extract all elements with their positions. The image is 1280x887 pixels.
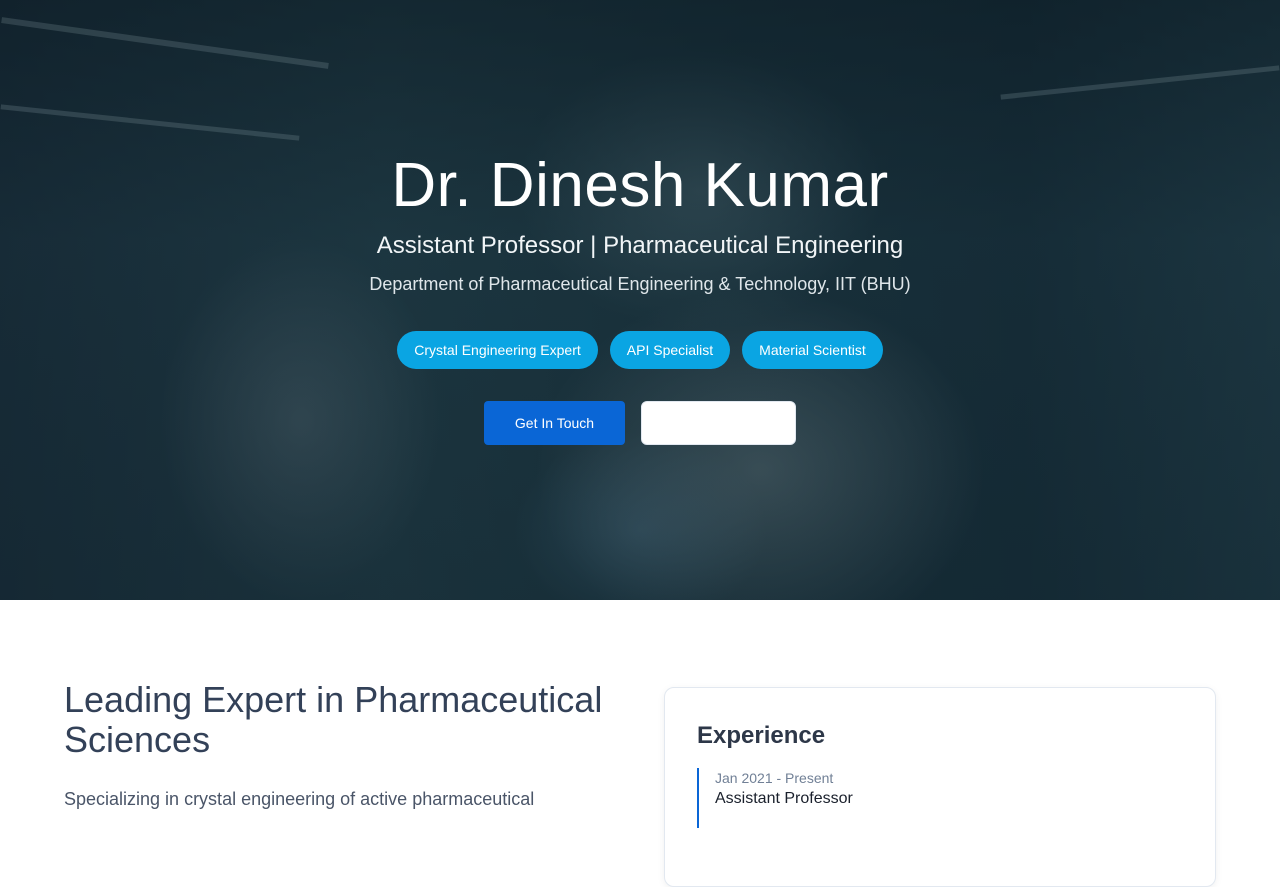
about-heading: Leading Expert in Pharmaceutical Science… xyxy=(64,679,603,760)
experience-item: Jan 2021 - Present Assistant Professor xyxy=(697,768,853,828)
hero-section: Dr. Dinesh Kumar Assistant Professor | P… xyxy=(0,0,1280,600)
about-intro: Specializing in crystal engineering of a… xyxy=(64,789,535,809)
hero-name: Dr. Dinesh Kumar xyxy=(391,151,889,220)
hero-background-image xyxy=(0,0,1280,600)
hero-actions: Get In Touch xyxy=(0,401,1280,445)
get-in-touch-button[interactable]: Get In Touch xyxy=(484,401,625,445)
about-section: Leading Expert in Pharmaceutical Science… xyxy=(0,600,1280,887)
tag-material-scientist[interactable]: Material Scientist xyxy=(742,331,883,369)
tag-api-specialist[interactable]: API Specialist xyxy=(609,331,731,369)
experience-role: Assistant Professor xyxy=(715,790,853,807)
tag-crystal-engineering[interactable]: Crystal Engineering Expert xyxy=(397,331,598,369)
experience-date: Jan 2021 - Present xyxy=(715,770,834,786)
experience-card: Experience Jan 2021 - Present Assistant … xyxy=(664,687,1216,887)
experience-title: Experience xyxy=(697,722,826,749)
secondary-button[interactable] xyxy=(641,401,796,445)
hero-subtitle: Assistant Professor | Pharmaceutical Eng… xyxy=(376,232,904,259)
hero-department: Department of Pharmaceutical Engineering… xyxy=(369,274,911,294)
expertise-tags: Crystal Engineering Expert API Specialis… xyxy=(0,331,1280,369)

★ ★ ★ ★

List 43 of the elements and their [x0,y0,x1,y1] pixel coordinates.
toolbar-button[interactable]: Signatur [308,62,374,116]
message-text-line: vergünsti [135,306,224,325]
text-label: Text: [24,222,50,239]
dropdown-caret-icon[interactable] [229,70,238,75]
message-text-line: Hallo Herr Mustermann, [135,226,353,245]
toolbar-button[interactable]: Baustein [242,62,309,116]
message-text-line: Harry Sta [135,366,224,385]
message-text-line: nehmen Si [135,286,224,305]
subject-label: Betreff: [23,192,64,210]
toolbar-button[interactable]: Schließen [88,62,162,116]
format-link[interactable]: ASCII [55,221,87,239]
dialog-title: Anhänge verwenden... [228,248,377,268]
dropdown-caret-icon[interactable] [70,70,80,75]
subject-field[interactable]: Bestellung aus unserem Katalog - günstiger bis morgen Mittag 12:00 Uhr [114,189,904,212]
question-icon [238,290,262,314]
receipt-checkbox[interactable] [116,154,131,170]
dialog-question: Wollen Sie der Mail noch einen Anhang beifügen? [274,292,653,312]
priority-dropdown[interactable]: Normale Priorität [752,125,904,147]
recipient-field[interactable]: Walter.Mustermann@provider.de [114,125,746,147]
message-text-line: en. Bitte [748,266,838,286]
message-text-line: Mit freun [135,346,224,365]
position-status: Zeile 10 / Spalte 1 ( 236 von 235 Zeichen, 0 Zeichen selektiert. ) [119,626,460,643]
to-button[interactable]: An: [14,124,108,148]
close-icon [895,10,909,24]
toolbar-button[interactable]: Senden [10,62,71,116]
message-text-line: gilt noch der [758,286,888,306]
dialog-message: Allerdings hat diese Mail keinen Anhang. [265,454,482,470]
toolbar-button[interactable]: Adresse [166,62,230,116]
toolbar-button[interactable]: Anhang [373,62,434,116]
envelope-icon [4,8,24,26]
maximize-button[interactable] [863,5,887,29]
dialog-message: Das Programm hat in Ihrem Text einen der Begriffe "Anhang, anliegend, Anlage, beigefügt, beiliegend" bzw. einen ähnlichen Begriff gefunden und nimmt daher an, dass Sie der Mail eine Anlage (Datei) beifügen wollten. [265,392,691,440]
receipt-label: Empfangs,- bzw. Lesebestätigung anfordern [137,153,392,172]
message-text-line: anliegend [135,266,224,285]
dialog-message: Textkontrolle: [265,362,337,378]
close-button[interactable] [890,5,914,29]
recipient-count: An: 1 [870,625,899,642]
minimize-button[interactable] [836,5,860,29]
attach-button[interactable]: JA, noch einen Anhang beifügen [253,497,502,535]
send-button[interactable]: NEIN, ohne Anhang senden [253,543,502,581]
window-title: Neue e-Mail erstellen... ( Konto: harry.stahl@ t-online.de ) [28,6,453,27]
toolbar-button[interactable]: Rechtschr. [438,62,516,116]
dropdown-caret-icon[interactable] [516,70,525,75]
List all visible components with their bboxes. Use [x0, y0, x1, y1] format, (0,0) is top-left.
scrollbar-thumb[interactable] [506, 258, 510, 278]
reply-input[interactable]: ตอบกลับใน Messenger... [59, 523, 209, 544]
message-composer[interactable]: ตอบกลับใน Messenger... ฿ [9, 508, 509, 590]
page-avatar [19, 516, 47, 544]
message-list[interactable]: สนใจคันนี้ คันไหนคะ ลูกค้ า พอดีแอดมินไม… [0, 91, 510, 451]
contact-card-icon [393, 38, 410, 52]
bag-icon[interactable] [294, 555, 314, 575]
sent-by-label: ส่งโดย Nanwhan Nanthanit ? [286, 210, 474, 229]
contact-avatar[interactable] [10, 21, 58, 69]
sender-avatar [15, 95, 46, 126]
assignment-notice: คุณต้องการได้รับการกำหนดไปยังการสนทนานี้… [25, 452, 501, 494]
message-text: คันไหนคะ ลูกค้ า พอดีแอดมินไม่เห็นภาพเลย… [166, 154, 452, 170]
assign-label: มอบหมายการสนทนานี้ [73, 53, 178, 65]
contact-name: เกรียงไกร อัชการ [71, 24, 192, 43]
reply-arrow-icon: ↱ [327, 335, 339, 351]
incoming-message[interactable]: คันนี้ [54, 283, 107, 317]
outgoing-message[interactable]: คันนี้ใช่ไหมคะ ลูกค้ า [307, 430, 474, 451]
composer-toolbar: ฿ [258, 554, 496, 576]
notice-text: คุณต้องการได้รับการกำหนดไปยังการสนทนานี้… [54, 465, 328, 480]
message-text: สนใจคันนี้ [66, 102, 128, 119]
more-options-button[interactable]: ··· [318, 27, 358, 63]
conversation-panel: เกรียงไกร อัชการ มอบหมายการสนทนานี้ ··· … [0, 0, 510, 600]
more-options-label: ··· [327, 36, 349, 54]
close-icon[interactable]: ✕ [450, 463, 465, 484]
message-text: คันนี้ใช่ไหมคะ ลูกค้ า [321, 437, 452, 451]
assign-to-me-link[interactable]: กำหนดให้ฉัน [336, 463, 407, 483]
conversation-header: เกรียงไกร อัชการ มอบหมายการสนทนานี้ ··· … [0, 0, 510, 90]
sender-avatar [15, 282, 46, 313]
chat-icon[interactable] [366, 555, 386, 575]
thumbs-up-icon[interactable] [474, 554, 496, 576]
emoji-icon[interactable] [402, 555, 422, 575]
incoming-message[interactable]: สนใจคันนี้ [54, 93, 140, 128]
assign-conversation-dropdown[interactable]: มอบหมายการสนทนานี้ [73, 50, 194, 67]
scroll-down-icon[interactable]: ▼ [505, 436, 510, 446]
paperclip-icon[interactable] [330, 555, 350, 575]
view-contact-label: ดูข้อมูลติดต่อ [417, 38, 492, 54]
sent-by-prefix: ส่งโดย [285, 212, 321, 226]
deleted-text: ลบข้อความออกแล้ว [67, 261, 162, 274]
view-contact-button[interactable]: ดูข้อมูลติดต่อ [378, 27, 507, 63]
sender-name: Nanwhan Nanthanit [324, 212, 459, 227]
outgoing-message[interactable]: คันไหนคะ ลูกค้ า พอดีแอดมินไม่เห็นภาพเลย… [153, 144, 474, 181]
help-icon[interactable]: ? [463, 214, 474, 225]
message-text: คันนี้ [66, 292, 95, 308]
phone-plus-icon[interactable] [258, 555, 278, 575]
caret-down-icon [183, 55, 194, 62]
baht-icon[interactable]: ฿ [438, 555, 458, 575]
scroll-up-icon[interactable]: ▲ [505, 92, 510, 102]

★ ★ ★ ★

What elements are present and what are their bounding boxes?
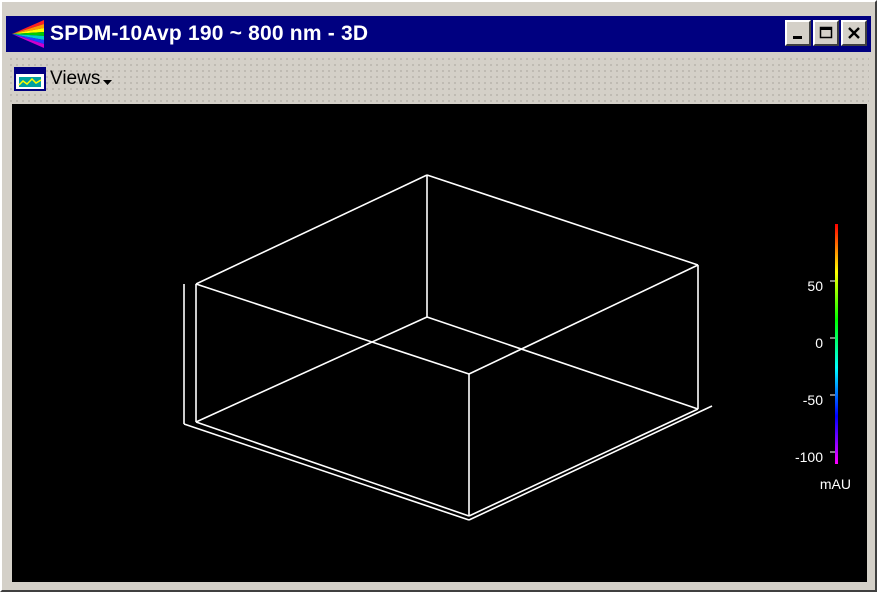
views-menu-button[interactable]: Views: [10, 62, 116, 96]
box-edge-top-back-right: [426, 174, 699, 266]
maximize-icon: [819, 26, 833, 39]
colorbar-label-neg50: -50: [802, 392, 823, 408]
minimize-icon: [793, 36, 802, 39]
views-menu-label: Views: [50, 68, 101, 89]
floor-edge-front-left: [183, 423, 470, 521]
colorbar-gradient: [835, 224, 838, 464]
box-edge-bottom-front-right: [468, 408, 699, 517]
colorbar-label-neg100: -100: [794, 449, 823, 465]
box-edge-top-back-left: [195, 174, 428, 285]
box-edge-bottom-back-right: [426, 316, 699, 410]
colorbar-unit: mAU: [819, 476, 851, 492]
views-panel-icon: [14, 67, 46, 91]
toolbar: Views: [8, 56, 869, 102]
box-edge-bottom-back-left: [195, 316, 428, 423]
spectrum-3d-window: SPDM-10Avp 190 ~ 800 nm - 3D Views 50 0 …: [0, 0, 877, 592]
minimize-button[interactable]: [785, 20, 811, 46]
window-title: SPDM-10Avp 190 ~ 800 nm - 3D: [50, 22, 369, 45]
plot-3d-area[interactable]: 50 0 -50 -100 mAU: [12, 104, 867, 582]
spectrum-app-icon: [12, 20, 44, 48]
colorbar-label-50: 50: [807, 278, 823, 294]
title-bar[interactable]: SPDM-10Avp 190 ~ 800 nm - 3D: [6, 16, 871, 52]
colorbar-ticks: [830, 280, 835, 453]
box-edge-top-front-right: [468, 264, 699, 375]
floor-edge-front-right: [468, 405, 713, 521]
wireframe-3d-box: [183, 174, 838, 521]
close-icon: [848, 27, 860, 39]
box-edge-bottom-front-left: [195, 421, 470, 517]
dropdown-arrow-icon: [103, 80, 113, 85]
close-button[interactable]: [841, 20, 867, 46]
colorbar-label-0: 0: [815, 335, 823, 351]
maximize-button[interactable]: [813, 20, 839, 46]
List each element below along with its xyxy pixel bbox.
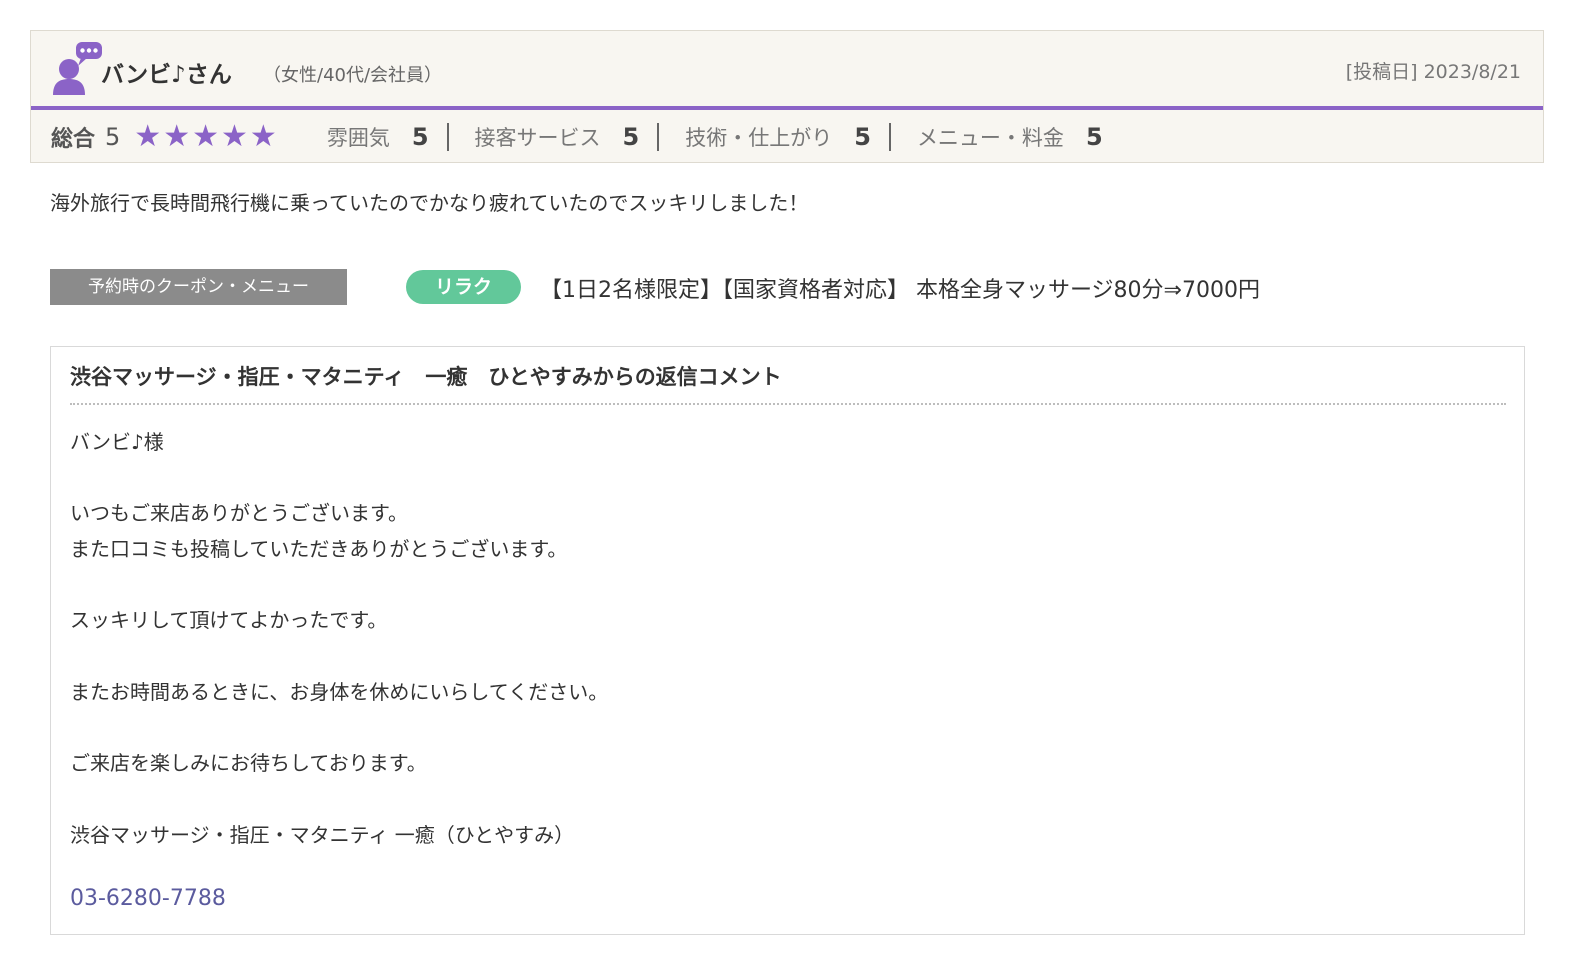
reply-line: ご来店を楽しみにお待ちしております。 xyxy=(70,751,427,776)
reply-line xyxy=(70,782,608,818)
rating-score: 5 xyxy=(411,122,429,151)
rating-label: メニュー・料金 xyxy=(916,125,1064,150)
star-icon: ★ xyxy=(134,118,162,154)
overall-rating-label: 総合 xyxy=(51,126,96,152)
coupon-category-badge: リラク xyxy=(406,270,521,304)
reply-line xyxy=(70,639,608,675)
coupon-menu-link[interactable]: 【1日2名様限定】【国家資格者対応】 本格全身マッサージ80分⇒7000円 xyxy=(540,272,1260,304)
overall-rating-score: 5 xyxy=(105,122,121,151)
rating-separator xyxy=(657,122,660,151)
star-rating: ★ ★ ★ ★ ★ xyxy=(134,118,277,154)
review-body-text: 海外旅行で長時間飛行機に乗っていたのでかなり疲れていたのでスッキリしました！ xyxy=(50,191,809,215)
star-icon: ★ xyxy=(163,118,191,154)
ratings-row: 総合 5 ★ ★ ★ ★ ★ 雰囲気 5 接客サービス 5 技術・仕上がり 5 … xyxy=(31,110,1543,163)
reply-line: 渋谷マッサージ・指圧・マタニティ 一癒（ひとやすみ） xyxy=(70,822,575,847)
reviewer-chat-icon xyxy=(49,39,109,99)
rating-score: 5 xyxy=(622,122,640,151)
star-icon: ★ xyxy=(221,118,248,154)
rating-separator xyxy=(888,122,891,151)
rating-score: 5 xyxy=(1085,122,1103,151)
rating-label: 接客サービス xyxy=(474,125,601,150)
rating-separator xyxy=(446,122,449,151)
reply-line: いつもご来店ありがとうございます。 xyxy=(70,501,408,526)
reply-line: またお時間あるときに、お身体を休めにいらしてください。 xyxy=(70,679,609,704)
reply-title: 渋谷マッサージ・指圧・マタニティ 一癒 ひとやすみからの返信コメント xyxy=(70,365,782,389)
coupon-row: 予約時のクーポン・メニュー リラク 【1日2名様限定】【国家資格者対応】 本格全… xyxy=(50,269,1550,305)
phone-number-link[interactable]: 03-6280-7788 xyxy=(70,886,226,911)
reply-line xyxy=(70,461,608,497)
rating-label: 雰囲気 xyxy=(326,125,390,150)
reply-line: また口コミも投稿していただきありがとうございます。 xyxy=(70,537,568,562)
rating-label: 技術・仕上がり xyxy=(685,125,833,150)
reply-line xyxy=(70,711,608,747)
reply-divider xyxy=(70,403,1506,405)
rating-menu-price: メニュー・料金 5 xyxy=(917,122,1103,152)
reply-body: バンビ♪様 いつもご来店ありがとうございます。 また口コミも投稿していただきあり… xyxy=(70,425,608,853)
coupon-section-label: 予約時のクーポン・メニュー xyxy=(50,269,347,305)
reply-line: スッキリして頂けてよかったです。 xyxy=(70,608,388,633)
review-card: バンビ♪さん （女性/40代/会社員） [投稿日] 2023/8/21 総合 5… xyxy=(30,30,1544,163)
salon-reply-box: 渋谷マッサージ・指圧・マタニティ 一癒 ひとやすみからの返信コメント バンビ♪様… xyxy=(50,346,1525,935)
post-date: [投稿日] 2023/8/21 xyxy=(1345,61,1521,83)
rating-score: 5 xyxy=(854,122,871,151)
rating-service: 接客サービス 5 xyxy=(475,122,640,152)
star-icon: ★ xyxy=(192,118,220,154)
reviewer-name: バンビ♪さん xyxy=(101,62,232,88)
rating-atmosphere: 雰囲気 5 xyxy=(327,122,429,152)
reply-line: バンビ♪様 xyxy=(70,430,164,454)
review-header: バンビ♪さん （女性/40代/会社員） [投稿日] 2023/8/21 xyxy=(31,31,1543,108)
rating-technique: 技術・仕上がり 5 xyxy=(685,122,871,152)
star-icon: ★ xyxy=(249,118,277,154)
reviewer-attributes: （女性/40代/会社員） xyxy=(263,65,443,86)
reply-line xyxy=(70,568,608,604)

★ ★ ★ ★

Rewrite the rows from the one containing "List 43 of the" through the one containing "subject-label: Betreff: [23,192,64,210]", inclusive, changing "message-text-line" to "body-text-line" and leaving everything else as it is.

List 43 of the elements and their [x0,y0,x1,y1] pixel coordinates.
toolbar-button[interactable]: Signatur [308,62,374,116]
body-text-line: vergünsti [135,306,224,325]
text-label: Text: [24,222,50,239]
dropdown-caret-icon[interactable] [229,70,238,75]
body-text-line: Hallo Herr Mustermann, [135,226,353,245]
toolbar-button[interactable]: Baustein [242,62,309,116]
body-text-line: Harry Sta [135,366,224,385]
body-text-line: nehmen Si [135,286,224,305]
subject-label: Betreff: [23,192,64,210]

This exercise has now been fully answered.